Records about charts and figures:
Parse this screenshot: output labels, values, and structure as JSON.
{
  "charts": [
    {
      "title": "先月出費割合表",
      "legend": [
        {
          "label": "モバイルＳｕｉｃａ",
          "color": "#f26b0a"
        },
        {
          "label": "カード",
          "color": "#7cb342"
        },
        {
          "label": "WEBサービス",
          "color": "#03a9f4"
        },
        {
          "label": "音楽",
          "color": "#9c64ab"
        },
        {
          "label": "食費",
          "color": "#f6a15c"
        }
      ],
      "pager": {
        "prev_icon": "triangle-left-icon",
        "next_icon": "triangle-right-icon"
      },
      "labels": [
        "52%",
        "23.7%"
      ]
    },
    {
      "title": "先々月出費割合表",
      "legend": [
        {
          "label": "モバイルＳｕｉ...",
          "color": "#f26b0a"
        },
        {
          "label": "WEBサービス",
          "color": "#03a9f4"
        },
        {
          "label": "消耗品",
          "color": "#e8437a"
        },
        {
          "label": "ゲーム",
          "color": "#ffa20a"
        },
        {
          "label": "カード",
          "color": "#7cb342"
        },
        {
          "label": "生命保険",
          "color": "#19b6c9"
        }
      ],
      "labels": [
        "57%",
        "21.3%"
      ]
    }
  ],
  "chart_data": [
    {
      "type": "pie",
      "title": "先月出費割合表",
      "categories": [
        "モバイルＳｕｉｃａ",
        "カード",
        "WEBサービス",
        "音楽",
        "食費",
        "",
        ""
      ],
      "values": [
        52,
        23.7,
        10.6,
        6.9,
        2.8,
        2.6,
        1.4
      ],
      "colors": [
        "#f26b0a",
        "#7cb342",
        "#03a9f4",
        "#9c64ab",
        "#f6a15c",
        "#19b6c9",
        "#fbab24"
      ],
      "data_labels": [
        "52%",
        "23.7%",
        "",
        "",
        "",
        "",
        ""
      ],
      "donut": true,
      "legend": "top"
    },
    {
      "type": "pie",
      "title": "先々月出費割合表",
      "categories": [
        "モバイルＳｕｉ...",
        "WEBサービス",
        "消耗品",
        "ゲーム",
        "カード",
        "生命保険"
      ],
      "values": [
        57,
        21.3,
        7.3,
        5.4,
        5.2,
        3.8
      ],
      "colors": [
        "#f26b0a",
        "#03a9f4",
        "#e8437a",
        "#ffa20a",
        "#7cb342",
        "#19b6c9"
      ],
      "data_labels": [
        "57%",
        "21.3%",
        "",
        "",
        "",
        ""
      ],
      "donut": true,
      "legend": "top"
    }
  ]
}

* Instructions for the task
Please output the complete data exactly.

* In response
Parse this screenshot: output labels, values, and structure as JSON.
{
  "charts": [
    {
      "title": "先月出費割合表",
      "legend": [
        {
          "label": "モバイルＳｕｉｃａ",
          "color": "#f26b0a"
        },
        {
          "label": "カード",
          "color": "#7cb342"
        },
        {
          "label": "WEBサービス",
          "color": "#03a9f4"
        },
        {
          "label": "音楽",
          "color": "#9c64ab"
        },
        {
          "label": "食費",
          "color": "#f6a15c"
        }
      ],
      "pager": {
        "prev_icon": "triangle-left-icon",
        "next_icon": "triangle-right-icon"
      },
      "labels": [
        "52%",
        "23.7%"
      ]
    },
    {
      "title": "先々月出費割合表",
      "legend": [
        {
          "label": "モバイルＳｕｉ...",
          "color": "#f26b0a"
        },
        {
          "label": "WEBサービス",
          "color": "#03a9f4"
        },
        {
          "label": "消耗品",
          "color": "#e8437a"
        },
        {
          "label": "ゲーム",
          "color": "#ffa20a"
        },
        {
          "label": "カード",
          "color": "#7cb342"
        },
        {
          "label": "生命保険",
          "color": "#19b6c9"
        }
      ],
      "labels": [
        "57%",
        "21.3%"
      ]
    }
  ],
  "chart_data": [
    {
      "type": "pie",
      "title": "先月出費割合表",
      "categories": [
        "モバイルＳｕｉｃａ",
        "カード",
        "WEBサービス",
        "音楽",
        "食費",
        "",
        ""
      ],
      "values": [
        52,
        23.7,
        10.6,
        6.9,
        2.8,
        2.6,
        1.4
      ],
      "colors": [
        "#f26b0a",
        "#7cb342",
        "#03a9f4",
        "#9c64ab",
        "#f6a15c",
        "#19b6c9",
        "#fbab24"
      ],
      "data_labels": [
        "52%",
        "23.7%",
        "",
        "",
        "",
        "",
        ""
      ],
      "donut": true,
      "legend": "top"
    },
    {
      "type": "pie",
      "title": "先々月出費割合表",
      "categories": [
        "モバイルＳｕｉ...",
        "WEBサービス",
        "消耗品",
        "ゲーム",
        "カード",
        "生命保険"
      ],
      "values": [
        57,
        21.3,
        7.3,
        5.4,
        5.2,
        3.8
      ],
      "colors": [
        "#f26b0a",
        "#03a9f4",
        "#e8437a",
        "#ffa20a",
        "#7cb342",
        "#19b6c9"
      ],
      "data_labels": [
        "57%",
        "21.3%",
        "",
        "",
        "",
        ""
      ],
      "donut": true,
      "legend": "top"
    }
  ]
}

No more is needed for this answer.